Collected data
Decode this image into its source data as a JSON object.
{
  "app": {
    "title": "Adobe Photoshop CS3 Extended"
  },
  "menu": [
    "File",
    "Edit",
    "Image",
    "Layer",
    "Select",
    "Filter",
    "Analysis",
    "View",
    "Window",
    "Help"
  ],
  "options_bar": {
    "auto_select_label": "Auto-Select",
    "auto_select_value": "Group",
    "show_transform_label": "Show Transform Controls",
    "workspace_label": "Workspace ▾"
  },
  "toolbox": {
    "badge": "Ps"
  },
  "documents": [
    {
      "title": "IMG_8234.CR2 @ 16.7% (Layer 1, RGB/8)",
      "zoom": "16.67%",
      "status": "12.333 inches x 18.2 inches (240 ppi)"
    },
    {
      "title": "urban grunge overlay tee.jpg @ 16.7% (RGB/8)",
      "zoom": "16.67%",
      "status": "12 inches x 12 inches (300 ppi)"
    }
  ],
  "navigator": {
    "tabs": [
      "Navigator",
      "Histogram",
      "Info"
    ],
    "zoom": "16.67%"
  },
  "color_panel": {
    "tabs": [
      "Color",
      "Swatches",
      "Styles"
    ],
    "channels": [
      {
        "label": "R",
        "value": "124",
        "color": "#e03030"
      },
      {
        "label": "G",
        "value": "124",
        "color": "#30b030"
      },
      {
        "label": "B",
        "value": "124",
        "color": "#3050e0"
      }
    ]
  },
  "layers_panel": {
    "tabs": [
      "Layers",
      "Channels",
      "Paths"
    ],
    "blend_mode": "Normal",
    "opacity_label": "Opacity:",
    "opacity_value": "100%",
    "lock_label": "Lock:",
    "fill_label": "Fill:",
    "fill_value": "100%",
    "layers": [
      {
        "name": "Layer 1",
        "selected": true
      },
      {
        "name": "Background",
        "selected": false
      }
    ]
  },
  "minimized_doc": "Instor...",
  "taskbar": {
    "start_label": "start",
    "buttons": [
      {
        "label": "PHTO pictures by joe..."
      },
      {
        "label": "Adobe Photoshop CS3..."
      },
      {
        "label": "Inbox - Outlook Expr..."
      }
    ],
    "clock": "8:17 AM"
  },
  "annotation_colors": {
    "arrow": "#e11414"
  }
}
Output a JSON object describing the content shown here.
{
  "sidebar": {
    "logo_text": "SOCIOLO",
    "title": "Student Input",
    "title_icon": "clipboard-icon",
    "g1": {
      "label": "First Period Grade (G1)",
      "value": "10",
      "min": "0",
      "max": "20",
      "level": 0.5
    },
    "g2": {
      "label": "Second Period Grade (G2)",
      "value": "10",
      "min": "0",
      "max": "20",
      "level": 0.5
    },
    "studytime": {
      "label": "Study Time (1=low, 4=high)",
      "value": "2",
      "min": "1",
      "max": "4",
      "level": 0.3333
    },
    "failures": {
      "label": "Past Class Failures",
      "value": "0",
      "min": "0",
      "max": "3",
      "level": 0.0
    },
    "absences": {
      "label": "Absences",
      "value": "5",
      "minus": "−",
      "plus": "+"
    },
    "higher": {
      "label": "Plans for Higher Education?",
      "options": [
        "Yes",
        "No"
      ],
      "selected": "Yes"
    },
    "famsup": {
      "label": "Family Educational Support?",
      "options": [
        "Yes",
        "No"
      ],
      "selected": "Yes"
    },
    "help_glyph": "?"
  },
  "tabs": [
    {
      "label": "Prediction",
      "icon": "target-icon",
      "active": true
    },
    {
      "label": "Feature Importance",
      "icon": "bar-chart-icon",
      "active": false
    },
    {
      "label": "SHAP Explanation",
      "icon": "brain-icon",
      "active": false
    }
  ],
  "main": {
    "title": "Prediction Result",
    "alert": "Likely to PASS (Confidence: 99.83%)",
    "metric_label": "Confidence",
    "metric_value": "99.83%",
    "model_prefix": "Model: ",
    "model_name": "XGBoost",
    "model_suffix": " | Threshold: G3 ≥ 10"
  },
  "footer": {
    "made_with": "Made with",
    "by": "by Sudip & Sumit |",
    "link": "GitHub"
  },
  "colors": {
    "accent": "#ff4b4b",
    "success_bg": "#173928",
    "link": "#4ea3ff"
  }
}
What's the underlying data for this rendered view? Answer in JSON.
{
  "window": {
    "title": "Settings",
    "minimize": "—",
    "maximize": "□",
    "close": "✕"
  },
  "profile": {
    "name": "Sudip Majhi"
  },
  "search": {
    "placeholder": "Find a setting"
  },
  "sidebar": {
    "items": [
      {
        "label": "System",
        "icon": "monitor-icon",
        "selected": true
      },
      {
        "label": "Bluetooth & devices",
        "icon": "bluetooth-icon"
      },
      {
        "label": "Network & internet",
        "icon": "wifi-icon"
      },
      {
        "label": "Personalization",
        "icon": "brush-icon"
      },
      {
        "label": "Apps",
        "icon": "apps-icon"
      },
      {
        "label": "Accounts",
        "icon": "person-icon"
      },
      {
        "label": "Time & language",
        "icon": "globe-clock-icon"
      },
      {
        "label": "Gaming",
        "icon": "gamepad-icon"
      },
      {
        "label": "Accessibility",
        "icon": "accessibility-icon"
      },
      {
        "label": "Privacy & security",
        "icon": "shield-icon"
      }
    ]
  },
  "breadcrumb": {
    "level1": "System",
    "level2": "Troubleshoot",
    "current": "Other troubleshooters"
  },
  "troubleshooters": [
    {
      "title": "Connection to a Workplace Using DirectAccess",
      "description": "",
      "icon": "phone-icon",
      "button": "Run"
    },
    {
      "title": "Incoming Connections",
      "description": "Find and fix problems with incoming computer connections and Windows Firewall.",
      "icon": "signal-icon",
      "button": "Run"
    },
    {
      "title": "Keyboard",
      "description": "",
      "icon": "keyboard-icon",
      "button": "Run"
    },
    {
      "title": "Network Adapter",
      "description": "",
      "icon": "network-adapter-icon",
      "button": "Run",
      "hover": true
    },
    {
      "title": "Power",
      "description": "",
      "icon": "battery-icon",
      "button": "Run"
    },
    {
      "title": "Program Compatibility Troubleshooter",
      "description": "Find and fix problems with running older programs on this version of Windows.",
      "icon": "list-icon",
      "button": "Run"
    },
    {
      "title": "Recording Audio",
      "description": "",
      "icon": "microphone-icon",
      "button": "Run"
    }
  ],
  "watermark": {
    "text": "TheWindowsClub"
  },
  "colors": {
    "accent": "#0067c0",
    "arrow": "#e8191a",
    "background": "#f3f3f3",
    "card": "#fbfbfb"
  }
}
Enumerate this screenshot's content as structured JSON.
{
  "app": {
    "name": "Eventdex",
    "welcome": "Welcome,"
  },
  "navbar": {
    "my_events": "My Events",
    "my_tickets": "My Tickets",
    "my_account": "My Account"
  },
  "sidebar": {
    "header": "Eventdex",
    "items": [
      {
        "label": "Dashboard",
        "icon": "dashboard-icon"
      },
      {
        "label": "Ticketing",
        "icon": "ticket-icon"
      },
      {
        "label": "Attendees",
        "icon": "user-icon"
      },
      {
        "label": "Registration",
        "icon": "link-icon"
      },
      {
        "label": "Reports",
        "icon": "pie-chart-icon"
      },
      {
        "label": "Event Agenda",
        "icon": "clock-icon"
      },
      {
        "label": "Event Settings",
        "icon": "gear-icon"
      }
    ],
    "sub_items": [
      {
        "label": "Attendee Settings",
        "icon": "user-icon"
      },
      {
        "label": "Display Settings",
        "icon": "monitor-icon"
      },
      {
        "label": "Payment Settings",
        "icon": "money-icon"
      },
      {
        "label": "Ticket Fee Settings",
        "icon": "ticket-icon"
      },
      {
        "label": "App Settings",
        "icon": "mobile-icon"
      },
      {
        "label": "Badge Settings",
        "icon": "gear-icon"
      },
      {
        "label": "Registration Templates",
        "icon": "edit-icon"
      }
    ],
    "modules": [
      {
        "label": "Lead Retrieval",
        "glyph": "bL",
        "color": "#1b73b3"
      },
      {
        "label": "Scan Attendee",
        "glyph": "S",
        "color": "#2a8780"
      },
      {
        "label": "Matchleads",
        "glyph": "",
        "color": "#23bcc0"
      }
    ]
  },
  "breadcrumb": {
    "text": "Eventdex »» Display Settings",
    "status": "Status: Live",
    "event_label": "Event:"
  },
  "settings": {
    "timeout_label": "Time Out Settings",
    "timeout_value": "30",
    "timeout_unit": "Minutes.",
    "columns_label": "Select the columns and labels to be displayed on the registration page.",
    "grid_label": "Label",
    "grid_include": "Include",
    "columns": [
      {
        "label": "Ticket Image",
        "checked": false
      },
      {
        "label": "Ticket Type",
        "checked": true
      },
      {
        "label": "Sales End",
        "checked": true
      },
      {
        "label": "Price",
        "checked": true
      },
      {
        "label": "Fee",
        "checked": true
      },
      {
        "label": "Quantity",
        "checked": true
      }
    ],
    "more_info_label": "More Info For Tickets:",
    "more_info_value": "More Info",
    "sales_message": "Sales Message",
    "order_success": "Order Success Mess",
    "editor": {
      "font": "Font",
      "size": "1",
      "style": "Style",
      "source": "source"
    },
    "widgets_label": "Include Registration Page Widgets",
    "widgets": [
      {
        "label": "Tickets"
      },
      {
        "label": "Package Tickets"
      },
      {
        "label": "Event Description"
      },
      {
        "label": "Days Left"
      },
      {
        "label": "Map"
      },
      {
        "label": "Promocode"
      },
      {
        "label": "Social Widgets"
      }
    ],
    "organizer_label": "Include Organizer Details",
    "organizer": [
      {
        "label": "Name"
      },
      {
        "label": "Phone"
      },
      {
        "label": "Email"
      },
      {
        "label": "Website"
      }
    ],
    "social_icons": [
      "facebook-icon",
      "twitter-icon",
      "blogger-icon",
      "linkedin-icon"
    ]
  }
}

WHAT YOU NEED TO DO — Identify how many lines in the entries above contain the word "this" and provide only that figure.

FULL OUTPUT — 4